DIRECTIVE: Copy each line that contains the string "LIVING".

(Source data)
****************
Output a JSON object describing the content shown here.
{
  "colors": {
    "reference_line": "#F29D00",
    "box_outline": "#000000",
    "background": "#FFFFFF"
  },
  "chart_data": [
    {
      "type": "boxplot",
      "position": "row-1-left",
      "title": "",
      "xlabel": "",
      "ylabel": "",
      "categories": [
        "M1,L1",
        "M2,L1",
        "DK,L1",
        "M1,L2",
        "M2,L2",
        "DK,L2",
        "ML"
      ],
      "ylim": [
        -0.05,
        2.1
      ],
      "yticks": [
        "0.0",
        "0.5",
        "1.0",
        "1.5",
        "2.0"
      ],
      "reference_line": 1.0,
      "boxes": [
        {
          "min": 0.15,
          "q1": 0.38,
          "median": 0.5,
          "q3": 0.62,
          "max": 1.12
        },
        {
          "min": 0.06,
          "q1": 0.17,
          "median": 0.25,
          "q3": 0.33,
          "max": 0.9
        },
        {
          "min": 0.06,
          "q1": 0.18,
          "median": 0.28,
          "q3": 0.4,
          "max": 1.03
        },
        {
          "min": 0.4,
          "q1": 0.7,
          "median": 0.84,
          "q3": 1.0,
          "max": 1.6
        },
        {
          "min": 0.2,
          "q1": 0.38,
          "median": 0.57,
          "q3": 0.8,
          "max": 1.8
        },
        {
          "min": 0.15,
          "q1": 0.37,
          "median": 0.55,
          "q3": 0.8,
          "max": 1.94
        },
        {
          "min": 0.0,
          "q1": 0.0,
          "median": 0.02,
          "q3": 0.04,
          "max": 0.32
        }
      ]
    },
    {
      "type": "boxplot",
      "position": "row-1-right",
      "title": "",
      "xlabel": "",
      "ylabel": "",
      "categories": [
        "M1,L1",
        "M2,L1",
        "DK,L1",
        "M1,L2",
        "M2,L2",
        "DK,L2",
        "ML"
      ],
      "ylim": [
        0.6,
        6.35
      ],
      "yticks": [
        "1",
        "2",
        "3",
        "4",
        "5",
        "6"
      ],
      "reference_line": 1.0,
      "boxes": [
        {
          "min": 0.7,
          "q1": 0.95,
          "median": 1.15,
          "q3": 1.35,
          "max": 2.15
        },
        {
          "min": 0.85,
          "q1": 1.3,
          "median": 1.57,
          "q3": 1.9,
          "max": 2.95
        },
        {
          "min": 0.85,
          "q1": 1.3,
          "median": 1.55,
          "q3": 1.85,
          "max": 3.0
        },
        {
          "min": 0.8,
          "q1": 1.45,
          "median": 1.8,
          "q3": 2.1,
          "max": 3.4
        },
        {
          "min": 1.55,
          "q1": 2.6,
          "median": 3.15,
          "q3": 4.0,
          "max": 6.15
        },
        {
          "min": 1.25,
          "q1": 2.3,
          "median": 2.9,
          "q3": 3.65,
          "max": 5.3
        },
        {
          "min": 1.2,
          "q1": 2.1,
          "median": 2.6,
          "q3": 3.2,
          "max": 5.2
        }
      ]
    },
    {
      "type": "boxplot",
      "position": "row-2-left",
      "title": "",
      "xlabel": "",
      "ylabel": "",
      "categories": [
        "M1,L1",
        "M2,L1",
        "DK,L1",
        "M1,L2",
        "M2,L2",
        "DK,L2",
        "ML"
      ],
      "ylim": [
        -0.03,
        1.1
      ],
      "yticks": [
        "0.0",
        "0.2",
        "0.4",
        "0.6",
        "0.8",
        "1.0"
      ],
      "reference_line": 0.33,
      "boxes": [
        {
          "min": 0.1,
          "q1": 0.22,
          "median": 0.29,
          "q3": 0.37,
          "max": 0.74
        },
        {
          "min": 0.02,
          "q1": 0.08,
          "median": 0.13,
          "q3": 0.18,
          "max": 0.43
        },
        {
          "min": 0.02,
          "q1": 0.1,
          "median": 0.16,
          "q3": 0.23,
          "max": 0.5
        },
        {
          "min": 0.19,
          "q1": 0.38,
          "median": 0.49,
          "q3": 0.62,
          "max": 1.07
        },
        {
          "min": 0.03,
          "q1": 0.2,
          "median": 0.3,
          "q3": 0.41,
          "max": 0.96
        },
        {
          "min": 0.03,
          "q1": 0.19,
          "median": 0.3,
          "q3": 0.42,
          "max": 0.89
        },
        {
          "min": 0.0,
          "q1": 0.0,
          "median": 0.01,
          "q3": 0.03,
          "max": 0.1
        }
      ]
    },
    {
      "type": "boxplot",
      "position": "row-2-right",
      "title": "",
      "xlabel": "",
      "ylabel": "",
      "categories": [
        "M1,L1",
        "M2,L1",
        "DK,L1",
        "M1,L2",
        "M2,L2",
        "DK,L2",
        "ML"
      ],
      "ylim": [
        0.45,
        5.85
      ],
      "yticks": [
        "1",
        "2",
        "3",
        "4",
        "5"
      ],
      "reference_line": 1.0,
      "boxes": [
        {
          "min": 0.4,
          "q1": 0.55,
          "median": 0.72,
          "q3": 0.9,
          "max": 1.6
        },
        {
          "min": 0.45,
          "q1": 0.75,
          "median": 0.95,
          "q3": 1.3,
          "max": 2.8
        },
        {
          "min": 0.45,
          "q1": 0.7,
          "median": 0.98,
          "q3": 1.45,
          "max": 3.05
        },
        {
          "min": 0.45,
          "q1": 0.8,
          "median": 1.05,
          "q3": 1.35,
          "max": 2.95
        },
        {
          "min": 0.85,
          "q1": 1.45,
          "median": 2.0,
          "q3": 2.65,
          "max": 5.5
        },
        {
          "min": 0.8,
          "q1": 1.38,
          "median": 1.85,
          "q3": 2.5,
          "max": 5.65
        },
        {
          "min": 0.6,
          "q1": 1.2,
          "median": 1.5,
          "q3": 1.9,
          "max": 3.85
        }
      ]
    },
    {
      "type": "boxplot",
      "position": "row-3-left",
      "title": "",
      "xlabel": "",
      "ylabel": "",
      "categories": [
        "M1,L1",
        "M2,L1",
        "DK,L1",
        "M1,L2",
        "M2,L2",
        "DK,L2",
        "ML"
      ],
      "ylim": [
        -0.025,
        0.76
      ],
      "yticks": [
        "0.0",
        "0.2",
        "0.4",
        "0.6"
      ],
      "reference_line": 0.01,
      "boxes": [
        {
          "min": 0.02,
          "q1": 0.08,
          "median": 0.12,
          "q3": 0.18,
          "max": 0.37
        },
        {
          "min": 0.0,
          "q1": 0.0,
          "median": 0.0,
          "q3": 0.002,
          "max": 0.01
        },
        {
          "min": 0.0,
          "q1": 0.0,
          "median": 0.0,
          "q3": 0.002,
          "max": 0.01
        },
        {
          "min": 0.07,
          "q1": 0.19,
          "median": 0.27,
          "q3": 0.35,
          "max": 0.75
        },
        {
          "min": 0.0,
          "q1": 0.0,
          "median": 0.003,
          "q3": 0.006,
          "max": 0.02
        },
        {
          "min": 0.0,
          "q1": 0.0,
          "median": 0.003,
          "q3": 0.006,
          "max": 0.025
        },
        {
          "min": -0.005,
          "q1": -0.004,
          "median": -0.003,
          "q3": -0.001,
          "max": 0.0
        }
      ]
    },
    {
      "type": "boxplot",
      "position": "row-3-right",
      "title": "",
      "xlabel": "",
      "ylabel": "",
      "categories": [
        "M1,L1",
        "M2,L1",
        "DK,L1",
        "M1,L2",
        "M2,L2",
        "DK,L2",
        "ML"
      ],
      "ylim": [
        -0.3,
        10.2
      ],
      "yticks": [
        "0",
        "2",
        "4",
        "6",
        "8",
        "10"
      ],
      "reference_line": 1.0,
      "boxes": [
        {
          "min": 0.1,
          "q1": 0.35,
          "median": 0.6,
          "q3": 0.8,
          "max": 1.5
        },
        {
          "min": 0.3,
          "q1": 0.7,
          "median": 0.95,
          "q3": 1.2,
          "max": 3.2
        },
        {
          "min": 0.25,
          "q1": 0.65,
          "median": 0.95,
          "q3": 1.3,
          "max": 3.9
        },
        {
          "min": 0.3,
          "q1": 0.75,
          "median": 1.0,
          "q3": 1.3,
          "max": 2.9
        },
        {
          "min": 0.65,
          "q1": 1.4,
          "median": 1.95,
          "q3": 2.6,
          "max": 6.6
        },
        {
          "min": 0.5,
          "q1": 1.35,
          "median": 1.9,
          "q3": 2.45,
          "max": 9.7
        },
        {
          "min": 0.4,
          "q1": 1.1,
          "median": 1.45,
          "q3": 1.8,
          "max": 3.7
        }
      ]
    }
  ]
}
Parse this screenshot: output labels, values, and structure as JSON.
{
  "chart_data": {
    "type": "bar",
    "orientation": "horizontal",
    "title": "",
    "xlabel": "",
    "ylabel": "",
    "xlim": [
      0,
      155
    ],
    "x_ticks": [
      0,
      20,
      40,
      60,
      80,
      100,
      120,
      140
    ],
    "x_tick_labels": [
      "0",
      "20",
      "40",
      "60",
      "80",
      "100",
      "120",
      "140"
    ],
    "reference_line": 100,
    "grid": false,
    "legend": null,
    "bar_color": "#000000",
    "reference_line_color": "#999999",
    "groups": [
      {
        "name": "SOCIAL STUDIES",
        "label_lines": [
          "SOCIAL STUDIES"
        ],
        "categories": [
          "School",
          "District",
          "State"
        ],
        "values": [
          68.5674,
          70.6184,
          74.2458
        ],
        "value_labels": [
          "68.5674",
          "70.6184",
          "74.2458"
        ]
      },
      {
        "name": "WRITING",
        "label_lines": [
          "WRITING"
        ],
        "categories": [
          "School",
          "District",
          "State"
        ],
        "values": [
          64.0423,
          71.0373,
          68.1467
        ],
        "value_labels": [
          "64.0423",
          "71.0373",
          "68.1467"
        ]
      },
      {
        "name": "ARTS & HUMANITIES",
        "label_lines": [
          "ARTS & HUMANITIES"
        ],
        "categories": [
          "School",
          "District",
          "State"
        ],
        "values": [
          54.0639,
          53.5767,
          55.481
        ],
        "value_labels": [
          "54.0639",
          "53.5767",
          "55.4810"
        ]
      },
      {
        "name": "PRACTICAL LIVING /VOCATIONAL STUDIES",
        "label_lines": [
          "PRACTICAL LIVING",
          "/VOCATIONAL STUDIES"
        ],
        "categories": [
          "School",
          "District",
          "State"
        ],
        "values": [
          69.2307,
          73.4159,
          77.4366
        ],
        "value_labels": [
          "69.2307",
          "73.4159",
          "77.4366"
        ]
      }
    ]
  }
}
****************
ANSWER TO THIS EXERCISE:
        "name": "PRACTICAL LIVING /VOCATIONAL STUDIES",
          "PRACTICAL LIVING",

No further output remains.